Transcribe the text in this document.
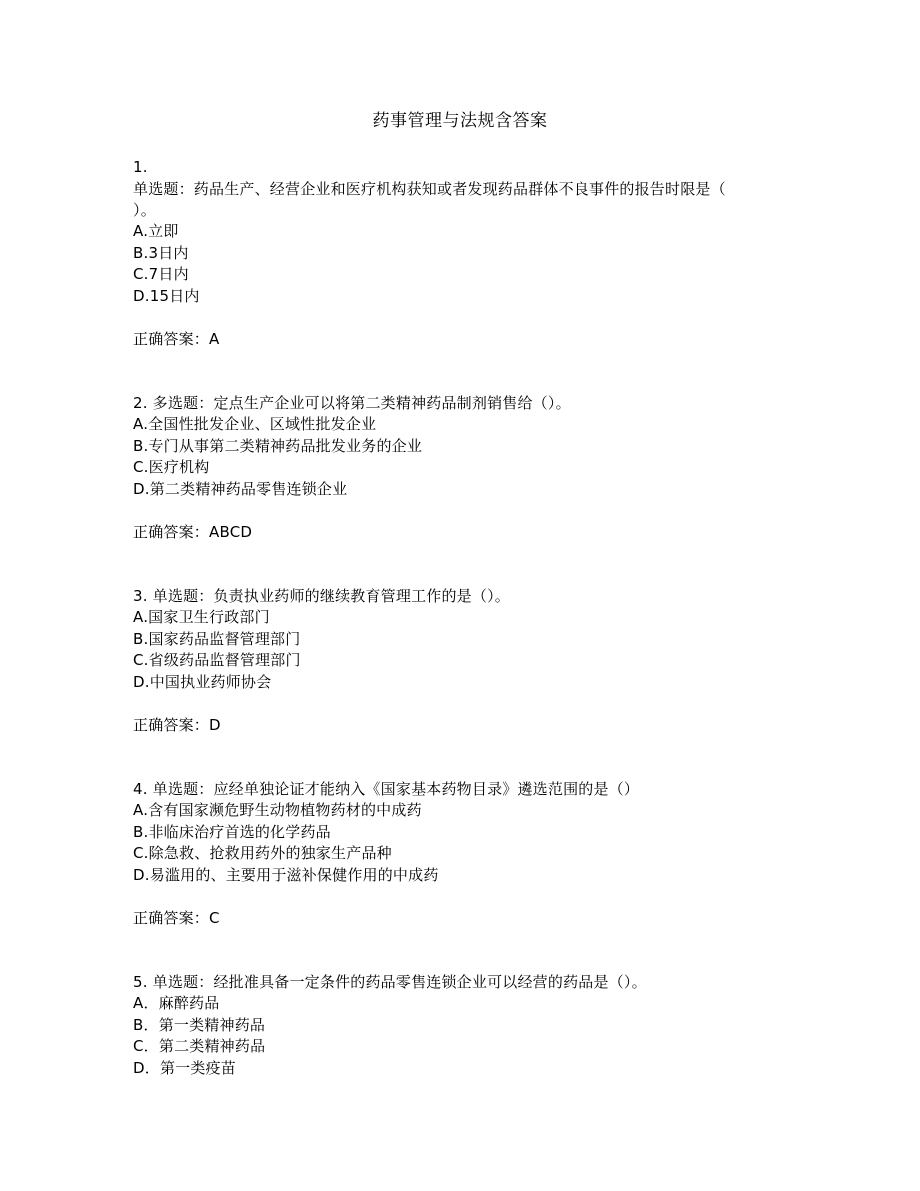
药事管理与法规含答案
1.
单选题：药品生产、经营企业和医疗机构获知或者发现药品群体不良事件的报告时限是（
）。
A.立即
B.3日内
C.7日内
D.15日内
正确答案：A
2. 多选题：定点生产企业可以将第二类精神药品制剂销售给（）。
A.全国性批发企业、区域性批发企业
B.专门从事第二类精神药品批发业务的企业
C.医疗机构
D.第二类精神药品零售连锁企业
正确答案：ABCD
3. 单选题：负责执业药师的继续教育管理工作的是（）。
A.国家卫生行政部门
B.国家药品监督管理部门
C.省级药品监督管理部门
D.中国执业药师协会
正确答案：D
4. 单选题：应经单独论证才能纳入《国家基本药物目录》遴选范围的是（）
A.含有国家濒危野生动物植物药材的中成药
B.非临床治疗首选的化学药品
C.除急救、抢救用药外的独家生产品种
D.易滥用的、主要用于滋补保健作用的中成药
正确答案：C
5. 单选题：经批准具备一定条件的药品零售连锁企业可以经营的药品是（）。
A．麻醉药品
B．第一类精神药品
C．第二类精神药品
D．第一类疫苗
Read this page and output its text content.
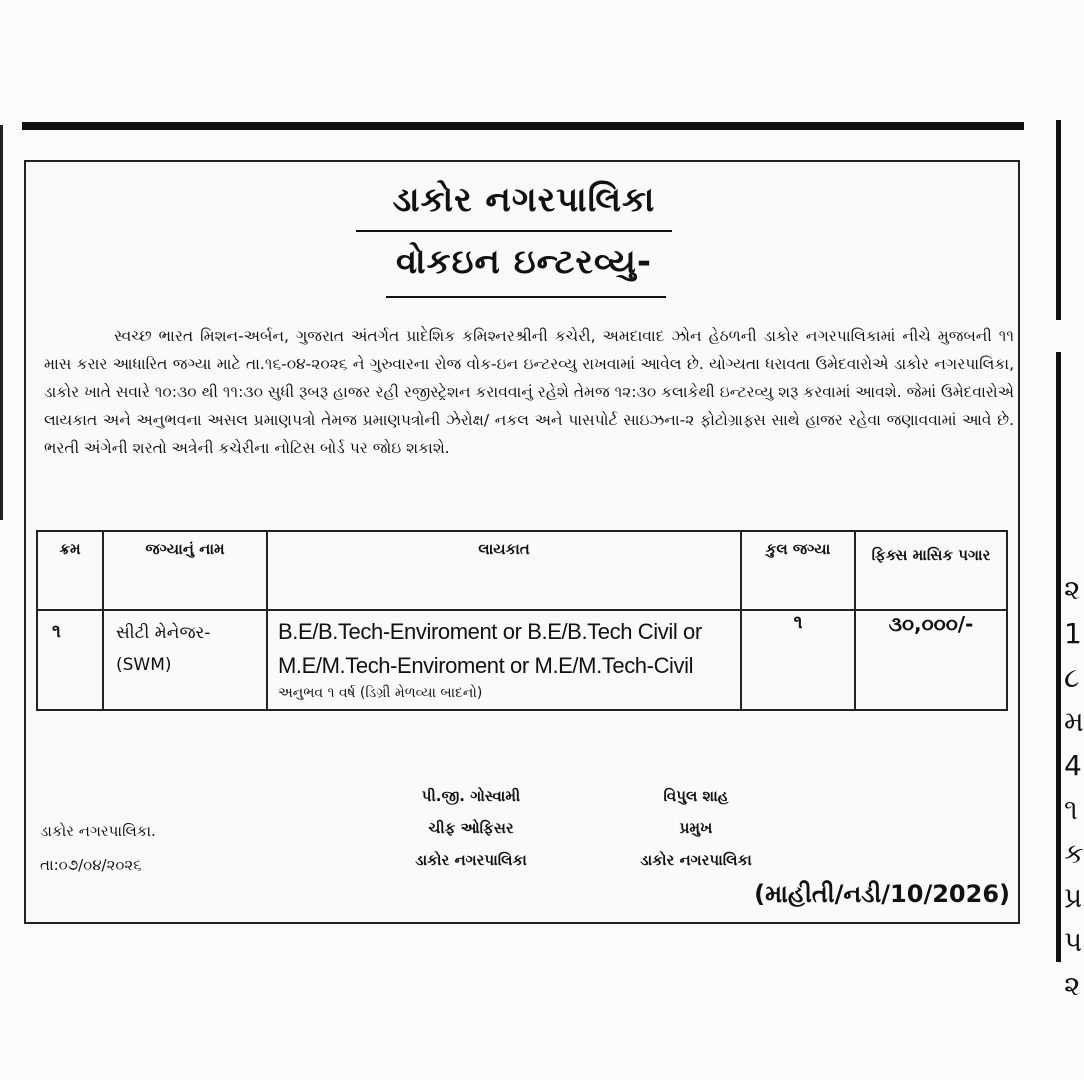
૨
1
૮
મ
4
૧
ક
પ્ર
પ
૨
ડાકોર નગરપાલિકા
વોકઇન ઇન્ટરવ્યુ-

સ્વચ્છ ભારત મિશન-અર્બન, ગુજરાત અંતર્ગત પ્રાદેશિક કમિશ્નરશ્રીની કચેરી, અમદાવાદ ઝોન હેઠળની ડાકોર નગરપાલિકામાં નીચે મુજબની ૧૧ માસ કરાર આધારિત જગ્યા માટે તા.૧૬-૦૪-૨૦૨૬ ને ગુરુવારના રોજ વોક-ઇન ઇન્ટરવ્યુ રાખવામાં આવેલ છે. યોગ્યતા ધરાવતા ઉમેદવારોએ ડાકોર નગરપાલિકા, ડાકોર ખાતે સવારે ૧૦:૩૦ થી ૧૧:૩૦ સુધી રૂબરૂ હાજર રહી રજીસ્ટ્રેશન કરાવવાનું રહેશે તેમજ ૧૨:૩૦ કલાકેથી ઇન્ટરવ્યુ શરૂ કરવામાં આવશે. જેમાં ઉમેદવારોએ લાયકાત અને અનુભવના અસલ પ્રમાણપત્રો તેમજ પ્રમાણપત્રોની ઝેરોક્ષ/ નકલ અને પાસપોર્ટ સાઇઝના-૨ ફોટોગ્રાફ્સ સાથે હાજર રહેવા જણાવવામાં આવે છે. ભરતી અંગેની શરતો અત્રેની કચેરીના નોટિસ બોર્ડ પર જોઇ શકાશે.

ક્રમ	જગ્યાનું નામ	લાયકાત	કુલ જગ્યા	ફિક્સ માસિક પગાર
૧	સીટી મેનેજર-(SWM)	B.E/B.Tech-Enviroment or B.E/B.Tech Civil or
M.E/M.Tech-Enviroment or M.E/M.Tech-Civil
અનુભવ ૧ વર્ષ (ડિગ્રી મેળવ્યા બાદનો)	૧	૩૦,૦૦૦/-
પી.જી. ગોસ્વામી
ચીફ ઓફિસર
ડાકોર નગરપાલિકા
વિપુલ શાહ
પ્રમુખ
ડાકોર નગરપાલિકા
ડાકોર નગરપાલિકા.
તા:૦૭/૦૪/૨૦૨૬
(માહીતી/નડી/10/2026)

## [EXERCISE TASK]
Scan the listing above. Gather each line that contains the word "Civil".

## [ANSWER]
૧	સીટી મેનેજર-(SWM)	B.E/B.Tech-Enviroment or B.E/B.Tech Civil or
M.E/M.Tech-Enviroment or M.E/M.Tech-Civil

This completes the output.